Your task ▸ Single out the lines of the material that contain "into" and copy them.

* BEGIN *

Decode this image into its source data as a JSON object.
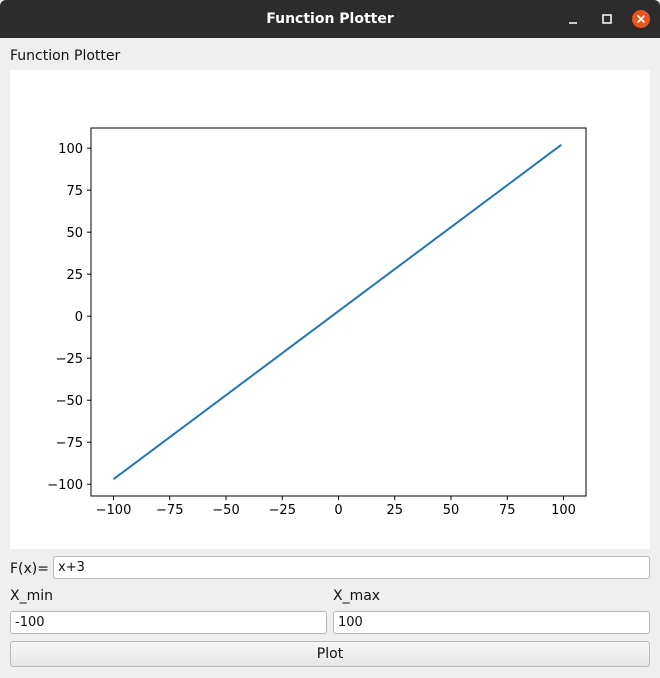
{
  "window": {
    "title": "Function Plotter"
  },
  "header_label": "Function Plotter",
  "form": {
    "fx_label": "F(x)=",
    "fx_value": "x+3",
    "xmin_label": "X_min",
    "xmin_value": "-100",
    "xmax_label": "X_max",
    "xmax_value": "100",
    "plot_label": "Plot"
  },
  "colors": {
    "line": "#1f77b4",
    "close_button": "#e95420"
  },
  "icons": [
    "minimize-icon",
    "maximize-icon",
    "close-icon"
  ],
  "chart_data": {
    "type": "line",
    "series": [
      {
        "x": [
          -100,
          99
        ],
        "y": [
          -97,
          102
        ]
      }
    ],
    "xticks": [
      -100,
      -75,
      -50,
      -25,
      0,
      25,
      50,
      75,
      100
    ],
    "yticks": [
      -100,
      -75,
      -50,
      -25,
      0,
      25,
      50,
      75,
      100
    ],
    "xtick_labels": [
      "−100",
      "−75",
      "−50",
      "−25",
      "0",
      "25",
      "50",
      "75",
      "100"
    ],
    "ytick_labels": [
      "−100",
      "−75",
      "−50",
      "−25",
      "0",
      "25",
      "50",
      "75",
      "100"
    ],
    "xlim": [
      -110,
      110
    ],
    "ylim": [
      -107,
      112
    ],
    "grid": false
  }
}
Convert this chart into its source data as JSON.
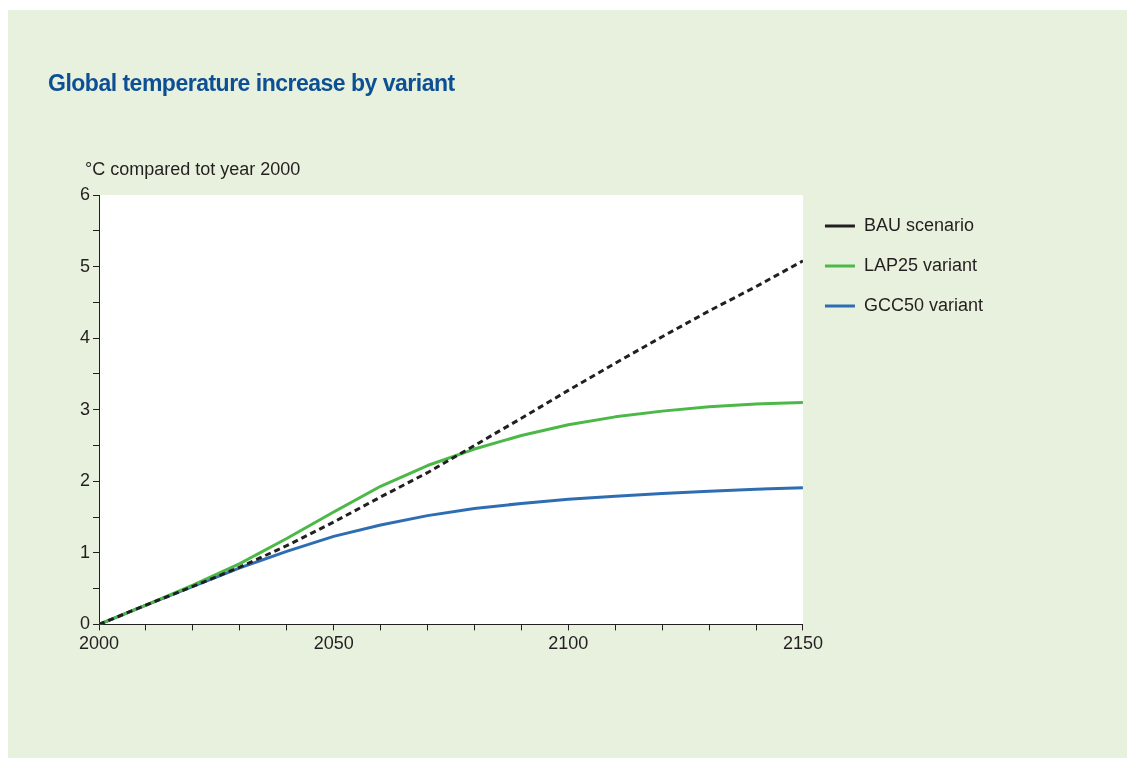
{
  "chart_data": {
    "type": "line",
    "title": "Global temperature increase by variant",
    "ylabel": "°C compared tot year 2000",
    "x": [
      2000,
      2010,
      2020,
      2030,
      2040,
      2050,
      2060,
      2070,
      2080,
      2090,
      2100,
      2110,
      2120,
      2130,
      2140,
      2150
    ],
    "series": [
      {
        "name": "BAU scenario",
        "color": "#231f20",
        "line_style": "dashed",
        "values": [
          0,
          0.27,
          0.53,
          0.8,
          1.1,
          1.43,
          1.78,
          2.12,
          2.5,
          2.88,
          3.27,
          3.65,
          4.02,
          4.38,
          4.72,
          5.08
        ]
      },
      {
        "name": "LAP25 variant",
        "color": "#4cb848",
        "line_style": "solid",
        "values": [
          0,
          0.27,
          0.55,
          0.85,
          1.2,
          1.57,
          1.93,
          2.22,
          2.45,
          2.64,
          2.79,
          2.9,
          2.98,
          3.04,
          3.08,
          3.1
        ]
      },
      {
        "name": "GCC50 variant",
        "color": "#2f6db3",
        "line_style": "solid",
        "values": [
          0,
          0.27,
          0.53,
          0.79,
          1.02,
          1.23,
          1.39,
          1.52,
          1.62,
          1.69,
          1.75,
          1.79,
          1.83,
          1.86,
          1.89,
          1.91
        ]
      }
    ],
    "xlim": [
      2000,
      2150
    ],
    "xticks": [
      2000,
      {
        "value": 2010,
        "label": null
      },
      {
        "value": 2020,
        "label": null
      },
      {
        "value": 2030,
        "label": null
      },
      {
        "value": 2040,
        "label": null
      },
      2050,
      {
        "value": 2060,
        "label": null
      },
      {
        "value": 2070,
        "label": null
      },
      {
        "value": 2080,
        "label": null
      },
      {
        "value": 2090,
        "label": null
      },
      2100,
      {
        "value": 2110,
        "label": null
      },
      {
        "value": 2120,
        "label": null
      },
      {
        "value": 2130,
        "label": null
      },
      {
        "value": 2140,
        "label": null
      },
      2150
    ],
    "ylim": [
      0,
      6
    ],
    "yticks": [
      0,
      {
        "value": 0.5,
        "label": null
      },
      1,
      {
        "value": 1.5,
        "label": null
      },
      2,
      {
        "value": 2.5,
        "label": null
      },
      3,
      {
        "value": 3.5,
        "label": null
      },
      4,
      {
        "value": 4.5,
        "label": null
      },
      5,
      {
        "value": 5.5,
        "label": null
      },
      6
    ],
    "grid": false,
    "legend": "top right",
    "marker": "none"
  }
}
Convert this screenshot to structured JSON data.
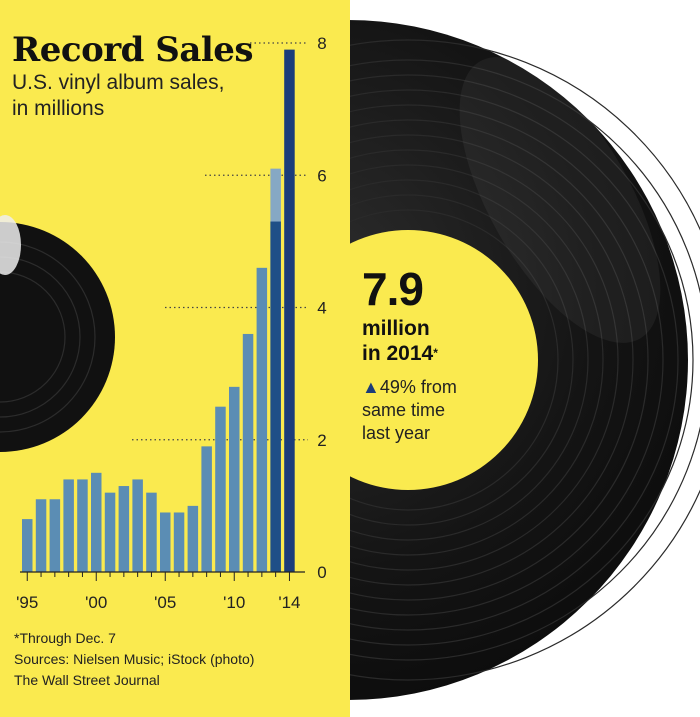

* END *

Completed task ▸
Decode this image into its source data as a JSON object.
Convert this chart into its source data as JSON.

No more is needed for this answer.